To do:
(A) Quote everything in the UTF-16 mailing-list message from "At 00/04/12 14:55" down to "should be assumed.".
(B) In the UTF-16 mailing-list message, what distinguishes UTF-8 from UTF-16 when there is no charset information?

Re: UTF-16BL/LE,... (was: Re: I18N issues with the XML Specification from Martin J. Duerst on 2000-04-13 (xml-editor@w3.org from April to June 2000)

From: Martin J. Duerst <duerst@w3.org>
Date: Thu, 13 Apr 2000 11:47:05 +0900
To: "Sujatha N. Marsden" <smarsden@etranslate.com>, w3c-i18n-ig@w3.org
Cc: xml-editor@w3.org, w3c-xml-core-wg@w3.org
Message-Id: <4.2.0.58.J.20000413113316.03429840@sh.w3.mag.keio.ac.jp>

At 00/04/12 14:55 -0700, Sujatha N. Marsden wrote:
> >For the record, and this will come as no surprise, I totally oppose this
> >change, because I do *not* think 16LE and 16BE are appropriate for use with
> >XML, as they fly in the face of XML's orientation towards interoperability
> >across heterogeneous systems.  I think XML entities encoded in any flavor
> >of UTF-16 should always have a BOM; exactly what the current spec [correctly
> >IMHO] says.
>
>Should it be considered an error if it doesn't contain a BOM? IMHO, in the
>absence of a BOM, UTF-16BE should be assumed.

XML makes special promises in the case of UTF-16:
1) All XML processors have to be able to deal with it
2) If there is no charset information, UTF-8 or UTF-16
    have to be assumed. To distinguish them, the BOM is used.

Records excerpted from a collection:
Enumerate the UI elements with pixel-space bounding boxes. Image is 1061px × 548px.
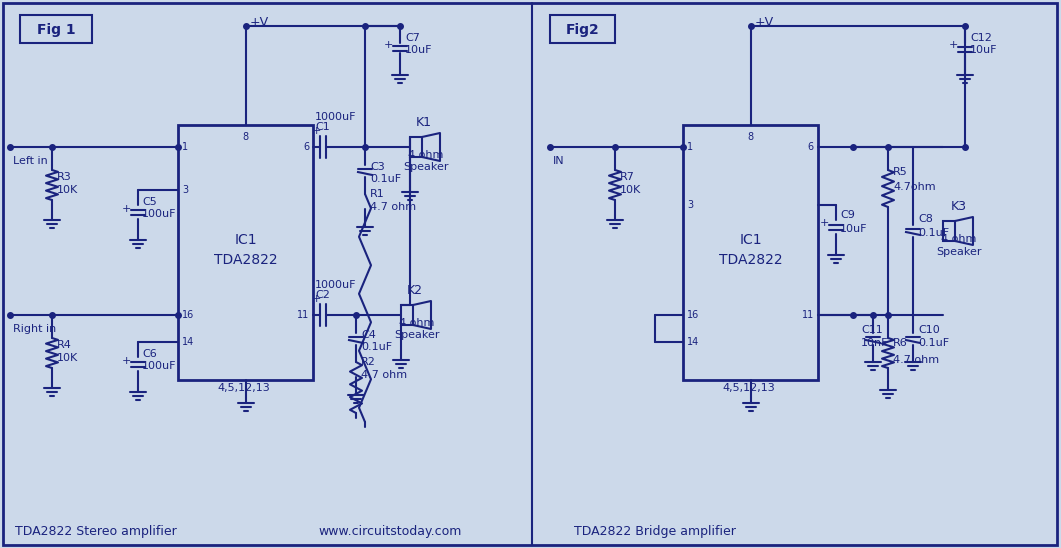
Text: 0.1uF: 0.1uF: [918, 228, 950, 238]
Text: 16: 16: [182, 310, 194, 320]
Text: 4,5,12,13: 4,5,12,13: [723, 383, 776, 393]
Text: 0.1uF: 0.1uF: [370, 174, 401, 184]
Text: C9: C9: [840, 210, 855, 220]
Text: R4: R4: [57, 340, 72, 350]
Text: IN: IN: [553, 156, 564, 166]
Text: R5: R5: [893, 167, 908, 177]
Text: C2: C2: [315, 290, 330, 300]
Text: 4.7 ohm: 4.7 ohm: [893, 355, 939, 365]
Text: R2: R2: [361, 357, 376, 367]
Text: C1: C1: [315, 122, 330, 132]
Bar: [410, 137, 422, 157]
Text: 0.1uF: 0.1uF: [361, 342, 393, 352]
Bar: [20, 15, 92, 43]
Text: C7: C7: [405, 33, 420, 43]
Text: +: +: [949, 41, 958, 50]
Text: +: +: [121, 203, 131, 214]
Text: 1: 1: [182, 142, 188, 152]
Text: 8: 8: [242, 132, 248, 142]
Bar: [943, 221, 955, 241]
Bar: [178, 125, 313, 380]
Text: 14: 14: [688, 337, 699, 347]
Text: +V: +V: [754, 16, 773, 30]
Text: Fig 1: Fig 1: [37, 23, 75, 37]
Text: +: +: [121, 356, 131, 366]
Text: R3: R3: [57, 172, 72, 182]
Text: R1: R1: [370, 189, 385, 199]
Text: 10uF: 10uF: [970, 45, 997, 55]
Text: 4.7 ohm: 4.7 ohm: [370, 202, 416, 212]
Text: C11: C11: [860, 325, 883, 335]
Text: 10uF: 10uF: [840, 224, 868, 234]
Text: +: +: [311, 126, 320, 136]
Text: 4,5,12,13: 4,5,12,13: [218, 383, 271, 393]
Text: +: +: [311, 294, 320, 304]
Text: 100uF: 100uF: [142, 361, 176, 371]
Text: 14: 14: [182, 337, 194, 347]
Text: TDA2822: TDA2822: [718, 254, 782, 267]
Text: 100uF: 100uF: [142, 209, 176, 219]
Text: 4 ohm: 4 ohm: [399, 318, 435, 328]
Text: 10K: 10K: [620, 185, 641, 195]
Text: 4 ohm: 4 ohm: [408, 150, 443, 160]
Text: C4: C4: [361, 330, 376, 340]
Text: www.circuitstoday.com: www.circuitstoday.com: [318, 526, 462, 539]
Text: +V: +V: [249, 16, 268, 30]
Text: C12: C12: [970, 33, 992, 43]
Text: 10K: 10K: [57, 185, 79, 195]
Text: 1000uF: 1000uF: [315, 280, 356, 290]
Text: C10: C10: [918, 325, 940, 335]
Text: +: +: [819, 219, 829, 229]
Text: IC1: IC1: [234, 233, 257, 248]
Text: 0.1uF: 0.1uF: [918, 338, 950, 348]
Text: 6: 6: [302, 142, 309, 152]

Results of the tasks:
(A)
At 00/04/12 14:55 -0700, Sujatha N. Marsden wrote:
> >For the record, and this will come as no surprise, I totally oppose this
> >change, because I do *not* think 16LE and 16BE are appropriate for use with
> >XML, as they fly in the face of XML's orientation towards interoperability
> >across heterogeneous systems.  I think XML entities encoded in any flavor
> >of UTF-16 should always have a BOM; exactly what the current spec [correctly
> >IMHO] says.
>
>Should it be considered an error if it doesn't contain a BOM? IMHO, in the
>absence of a BOM, UTF-16BE should be assumed.

(B) The BOM.